Start Given data
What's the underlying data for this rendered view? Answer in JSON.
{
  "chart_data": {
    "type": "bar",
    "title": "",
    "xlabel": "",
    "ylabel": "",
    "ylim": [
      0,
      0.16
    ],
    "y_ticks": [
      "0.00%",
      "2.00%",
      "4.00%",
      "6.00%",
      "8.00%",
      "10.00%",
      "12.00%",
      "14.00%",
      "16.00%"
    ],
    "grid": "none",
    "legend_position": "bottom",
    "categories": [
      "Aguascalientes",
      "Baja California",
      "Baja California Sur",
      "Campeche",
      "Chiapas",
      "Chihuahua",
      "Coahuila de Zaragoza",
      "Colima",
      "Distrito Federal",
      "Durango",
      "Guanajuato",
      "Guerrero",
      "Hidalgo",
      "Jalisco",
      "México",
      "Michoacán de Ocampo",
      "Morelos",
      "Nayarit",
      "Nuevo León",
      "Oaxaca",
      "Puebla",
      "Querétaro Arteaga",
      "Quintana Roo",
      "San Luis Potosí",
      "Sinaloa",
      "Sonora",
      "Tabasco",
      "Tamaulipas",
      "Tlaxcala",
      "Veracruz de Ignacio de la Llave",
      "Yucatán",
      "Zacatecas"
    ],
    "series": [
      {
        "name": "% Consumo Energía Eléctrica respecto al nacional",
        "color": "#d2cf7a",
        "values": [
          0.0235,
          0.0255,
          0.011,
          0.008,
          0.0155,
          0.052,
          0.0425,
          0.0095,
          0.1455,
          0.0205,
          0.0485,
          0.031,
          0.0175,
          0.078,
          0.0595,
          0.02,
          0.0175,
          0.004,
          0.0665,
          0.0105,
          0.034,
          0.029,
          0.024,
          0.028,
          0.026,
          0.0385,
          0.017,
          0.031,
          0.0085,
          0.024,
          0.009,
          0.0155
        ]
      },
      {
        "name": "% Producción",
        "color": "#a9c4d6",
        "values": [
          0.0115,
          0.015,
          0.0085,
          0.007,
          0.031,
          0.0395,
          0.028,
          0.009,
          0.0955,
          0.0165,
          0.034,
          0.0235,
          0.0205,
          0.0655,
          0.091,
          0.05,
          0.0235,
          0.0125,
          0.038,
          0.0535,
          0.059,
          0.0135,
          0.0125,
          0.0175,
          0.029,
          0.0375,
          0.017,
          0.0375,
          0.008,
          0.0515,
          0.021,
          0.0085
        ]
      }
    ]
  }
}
End Given data
Start Given data
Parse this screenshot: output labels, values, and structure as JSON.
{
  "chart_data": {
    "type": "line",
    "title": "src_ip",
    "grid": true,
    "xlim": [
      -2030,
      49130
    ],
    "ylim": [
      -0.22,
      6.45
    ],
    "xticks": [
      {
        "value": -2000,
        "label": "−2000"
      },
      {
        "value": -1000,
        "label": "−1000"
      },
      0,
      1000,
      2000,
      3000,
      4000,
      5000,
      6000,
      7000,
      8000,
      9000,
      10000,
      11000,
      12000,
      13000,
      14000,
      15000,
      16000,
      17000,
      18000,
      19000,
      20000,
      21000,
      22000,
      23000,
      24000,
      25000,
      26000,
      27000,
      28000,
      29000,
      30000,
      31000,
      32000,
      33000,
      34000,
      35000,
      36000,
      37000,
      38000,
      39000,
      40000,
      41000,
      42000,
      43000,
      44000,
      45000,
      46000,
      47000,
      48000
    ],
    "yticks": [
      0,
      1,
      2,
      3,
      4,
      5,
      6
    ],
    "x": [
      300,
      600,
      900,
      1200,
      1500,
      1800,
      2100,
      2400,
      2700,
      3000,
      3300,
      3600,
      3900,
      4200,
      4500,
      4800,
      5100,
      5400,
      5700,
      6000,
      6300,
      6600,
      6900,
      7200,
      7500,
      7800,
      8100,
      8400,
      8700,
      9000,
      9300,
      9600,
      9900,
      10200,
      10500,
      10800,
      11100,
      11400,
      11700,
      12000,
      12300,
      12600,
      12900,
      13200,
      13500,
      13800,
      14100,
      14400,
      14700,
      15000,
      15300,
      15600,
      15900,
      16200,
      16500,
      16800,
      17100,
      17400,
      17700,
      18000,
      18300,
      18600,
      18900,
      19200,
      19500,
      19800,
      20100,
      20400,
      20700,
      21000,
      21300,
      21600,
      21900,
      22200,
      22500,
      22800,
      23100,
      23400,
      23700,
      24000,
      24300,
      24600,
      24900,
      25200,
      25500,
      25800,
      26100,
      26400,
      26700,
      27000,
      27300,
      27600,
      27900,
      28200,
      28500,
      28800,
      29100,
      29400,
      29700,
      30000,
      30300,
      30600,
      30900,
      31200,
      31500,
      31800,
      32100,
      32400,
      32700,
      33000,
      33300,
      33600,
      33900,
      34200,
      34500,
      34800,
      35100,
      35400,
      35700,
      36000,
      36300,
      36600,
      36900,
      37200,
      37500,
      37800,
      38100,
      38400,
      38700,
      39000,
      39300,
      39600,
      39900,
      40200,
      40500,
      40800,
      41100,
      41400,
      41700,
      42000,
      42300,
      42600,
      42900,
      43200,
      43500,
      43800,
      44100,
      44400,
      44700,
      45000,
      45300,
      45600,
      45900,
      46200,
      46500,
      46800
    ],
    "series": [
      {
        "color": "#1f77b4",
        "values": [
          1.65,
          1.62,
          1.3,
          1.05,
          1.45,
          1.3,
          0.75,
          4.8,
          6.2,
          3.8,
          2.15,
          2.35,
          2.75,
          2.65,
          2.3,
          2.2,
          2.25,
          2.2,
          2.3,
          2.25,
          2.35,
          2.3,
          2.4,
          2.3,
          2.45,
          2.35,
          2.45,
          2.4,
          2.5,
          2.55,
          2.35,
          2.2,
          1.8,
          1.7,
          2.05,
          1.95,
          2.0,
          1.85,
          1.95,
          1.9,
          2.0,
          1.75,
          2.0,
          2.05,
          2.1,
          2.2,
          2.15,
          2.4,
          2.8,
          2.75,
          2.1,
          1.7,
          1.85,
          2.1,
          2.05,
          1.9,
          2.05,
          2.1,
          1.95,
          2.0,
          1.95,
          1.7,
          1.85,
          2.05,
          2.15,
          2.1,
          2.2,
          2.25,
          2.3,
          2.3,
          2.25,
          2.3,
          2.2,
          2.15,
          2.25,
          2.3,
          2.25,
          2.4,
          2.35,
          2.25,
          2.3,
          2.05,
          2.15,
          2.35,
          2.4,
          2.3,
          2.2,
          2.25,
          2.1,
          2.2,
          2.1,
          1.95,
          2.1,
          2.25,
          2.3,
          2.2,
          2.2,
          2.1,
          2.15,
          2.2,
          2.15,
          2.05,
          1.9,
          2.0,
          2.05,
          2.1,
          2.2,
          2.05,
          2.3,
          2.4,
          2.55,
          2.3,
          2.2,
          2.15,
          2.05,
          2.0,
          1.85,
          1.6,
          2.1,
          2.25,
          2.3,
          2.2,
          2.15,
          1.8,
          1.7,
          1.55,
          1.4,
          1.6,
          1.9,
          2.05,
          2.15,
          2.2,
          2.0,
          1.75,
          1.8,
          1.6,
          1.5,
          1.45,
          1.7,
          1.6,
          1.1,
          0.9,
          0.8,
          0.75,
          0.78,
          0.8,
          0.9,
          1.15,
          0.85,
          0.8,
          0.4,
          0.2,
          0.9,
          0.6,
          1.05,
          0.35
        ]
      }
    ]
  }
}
End Given data
Description of the task → Using the entries above, return each line that includes the word "Baja".

Answer to the problem →
      "Baja California",
      "Baja California Sur",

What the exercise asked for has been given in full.